SOURCE DOCUMENT:
++++++++++++++++++++

Discussion List Archives

[Date Prev][Date Next][Date Index]

(65) more on pdCIF categories

  • To: COMCIFS@iucr.ac.uk
  • Subject: (65) more on pdCIF categories
  • From: bm
  • Date: Fri, 16 May 1997 16:43:32 +0100
Dear Colleagues

I include today David Brown's latest contribution.

D61.1. pdCIF categories
-----------------------

D>      As far as I can make out, Brian T does not believe in
D> categories, never has and sees no reason to change now.  Paula on
D> the other hand is convinced that categories properly used is the
D> only way one can produce a precise and flexible arrangement of the
D> file, even if it does require extra datanames and pointers.  We
D> clearly have to decide whether we want to take categories seriously
D> or to regard them as an unfortunate historical intrusion into an
D> otherwise simple flat file structure.  I sense that ghosts are
D> being raised and we are revisiting discussions that were in some
D> sense resolved before I joined comcifs.

Well, I think the debate about this issue has being going on throughout the
last several years, but much of it has been informally at meetings rather
than through the COMCIFS mailings.

D>      Brian T raises an example which serves well to illustrate the
D> differences between Brian's and Paula's philosphies.  In the
D> category _pd_proc_info_*  Brian shows that on some occasions _authors
D> names may need to be looped with _datetime to indicate that
D> different people worked on the file at different times.  On other
D> occasions _datetime would be looped separately to indicate that the
D> same people worked together on the file but at a number of
D> different times.  But what about the case where Brian and his
D> students work on the file on a number of different occasions and
D> then I subsequently make my own contribution?  His flexible
D> structure does not allow for this possibility.  Either all authors
D> and datetime are looped together, in which case Brian and his
D> students are only allowed one _datetime, or authors and datetimes
D> are listed in separate loops, in which case it is impossible to
D> tell who worked on the file at which time.  Thus Brian's structure
D> is unable to provide the very flexibility that he is arguing for. 
D> The only way that flexibility can be restored is either by
D> abandoning the rule that datanames cannot be repeated in the same
D> datablock, or by imposing a more strict structure on the cif. 
D> Given that we have already accepted a certain level of organisation
D> for cifs (which Brian T may think was a mistake from the beginning)
D> the only route open is to accept the inevitability of a more
D> structured approach, or to backtrack to a completely flat file and
D> do away with categories entirely.  With the rules we have already
D> in place, the flexibility that Brian so values turns out to be best
D> achieved by adopting a strict syntax.  If _datetime and _author
D> were kept in different categories with pointers, it would be
D> possible to identify precisely which authors worked at which times
D> and therefore which authors worked together and which separately.

++++++++++++++++++++

Please copy the stretch of the pdCIF categories post from "Discussion List Archives" through "Brown's latest contribution." word for word.

INFORMATION SUPPLIED:
++++++++++++++++++++

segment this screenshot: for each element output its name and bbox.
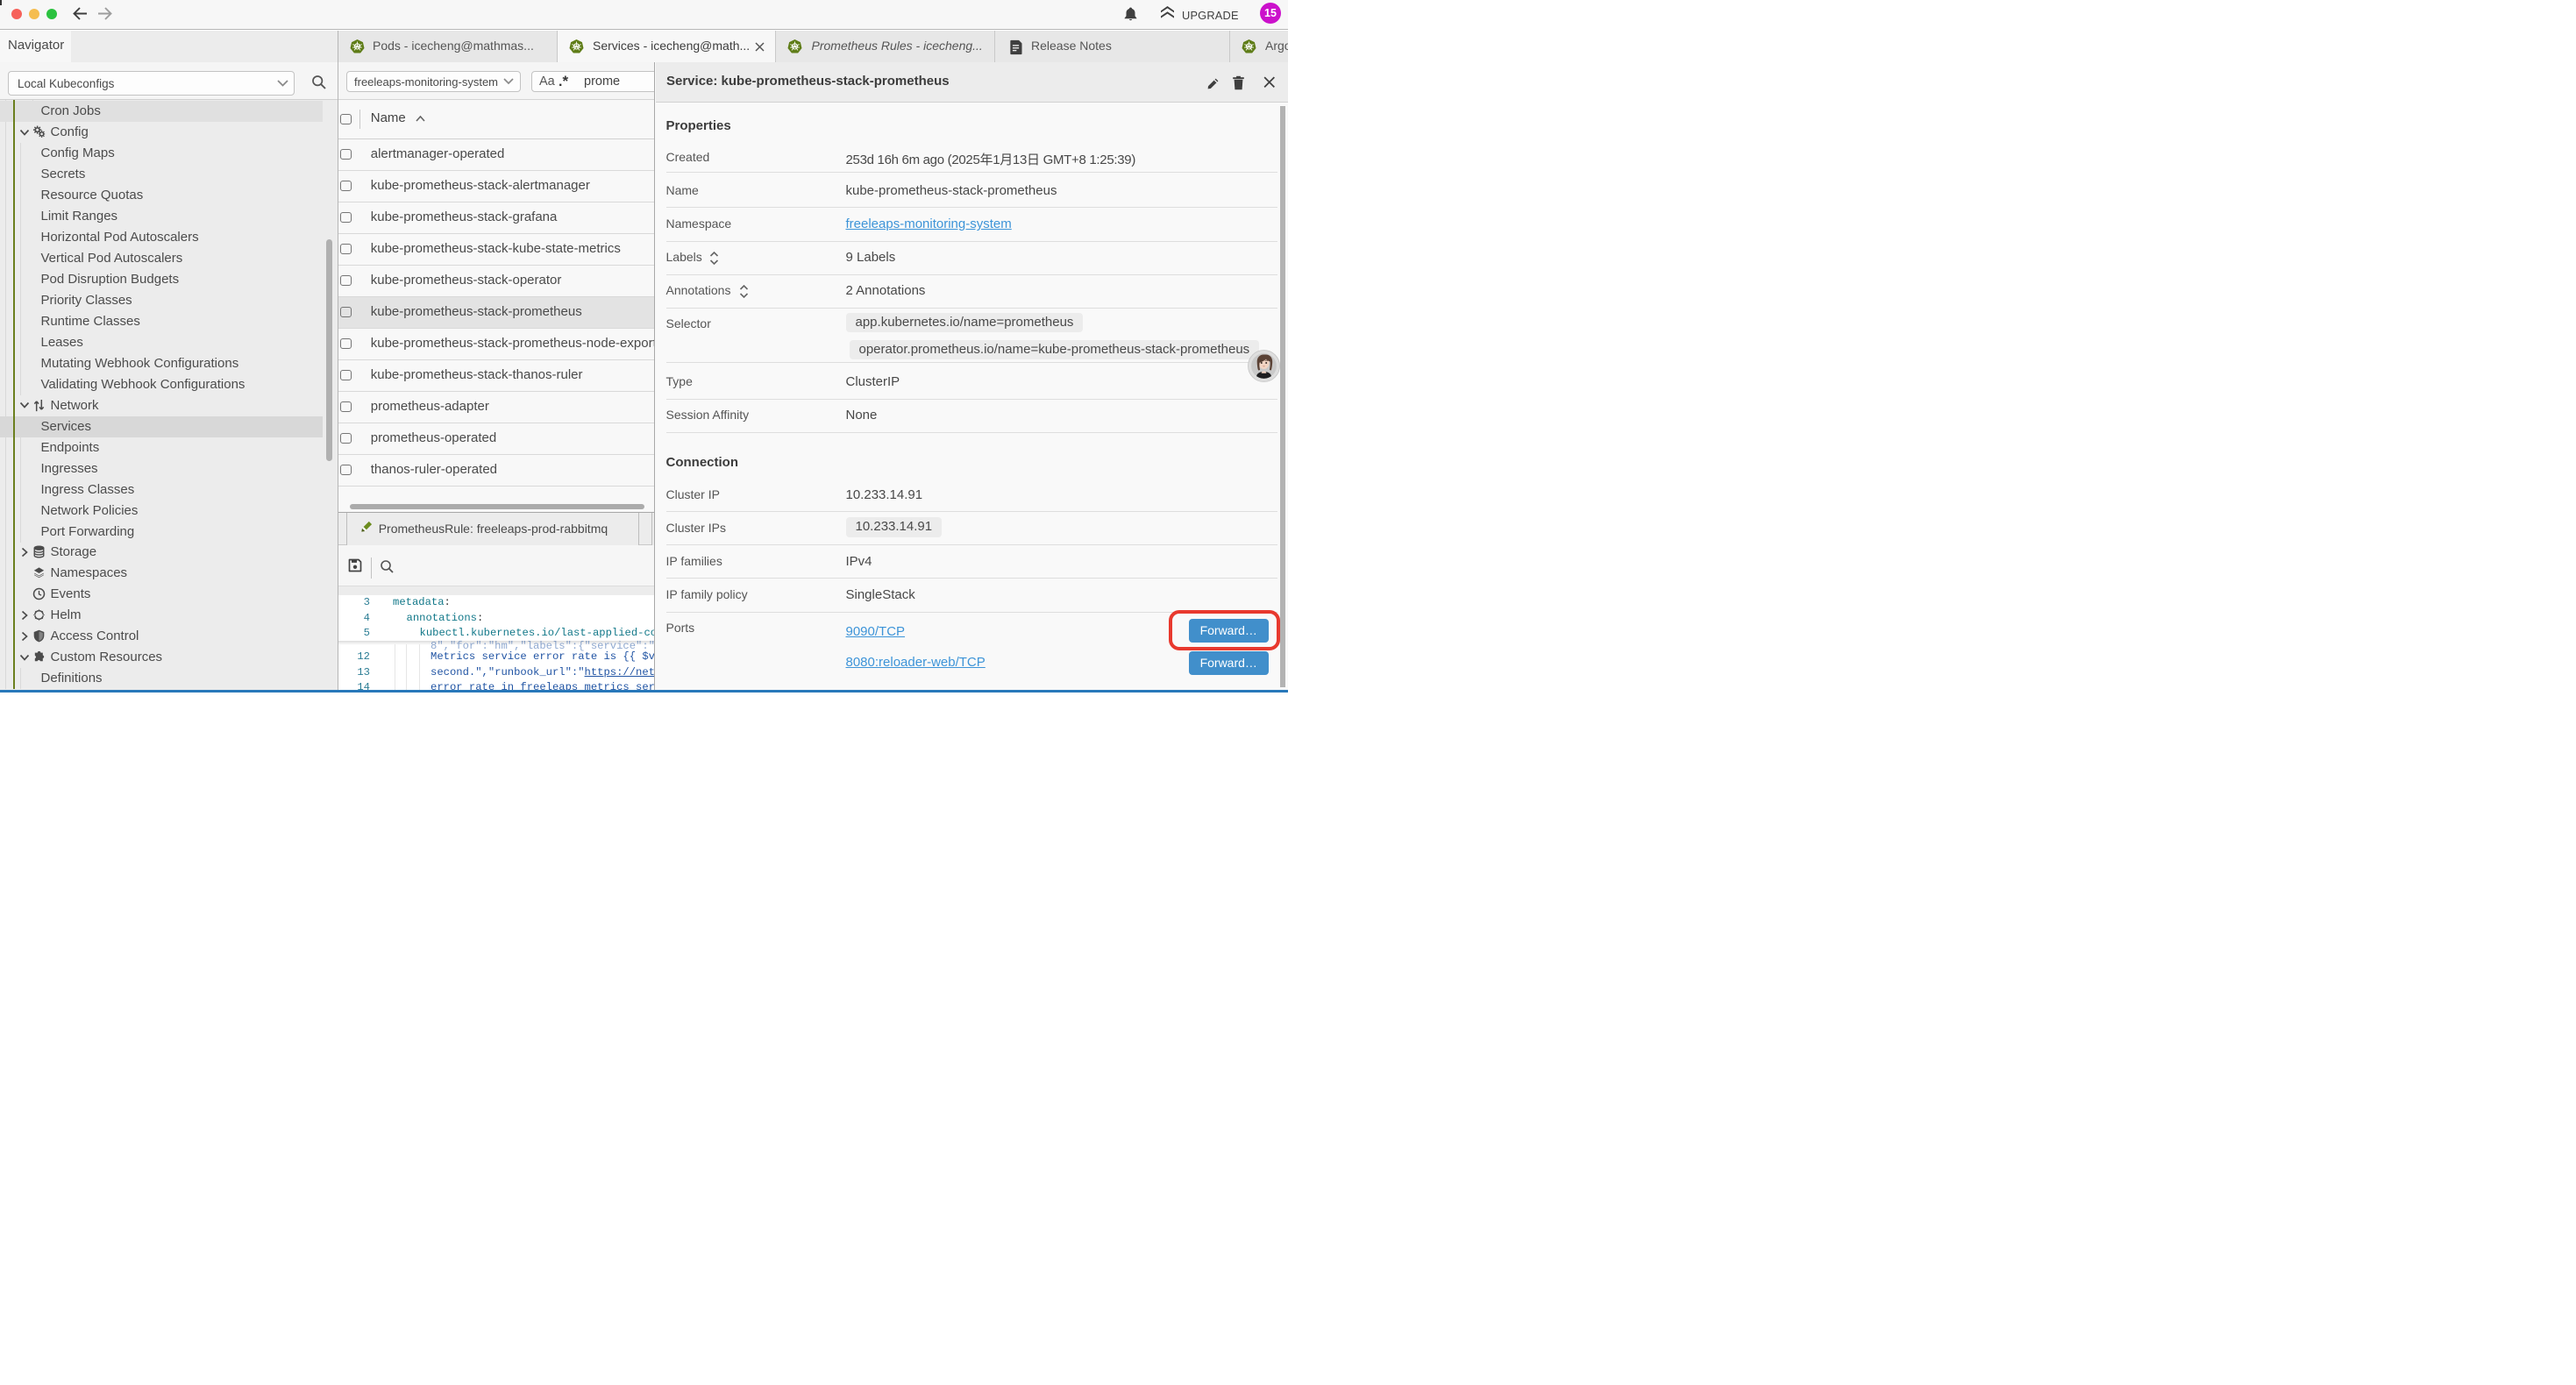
svg-text:HELM: HELM (34, 614, 43, 617)
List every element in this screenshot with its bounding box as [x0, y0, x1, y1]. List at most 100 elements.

++++++++++++++++++++

SOLUTION FOR THIS EXERCISE:
Discussion List Archives

[Date Prev][Date Next][Date Index]

(65) more on pdCIF categories

  • To: COMCIFS@iucr.ac.uk
  • Subject: (65) more on pdCIF categories
  • From: bm
  • Date: Fri, 16 May 1997 16:43:32 +0100
Dear Colleagues

I include today David Brown's latest contribution.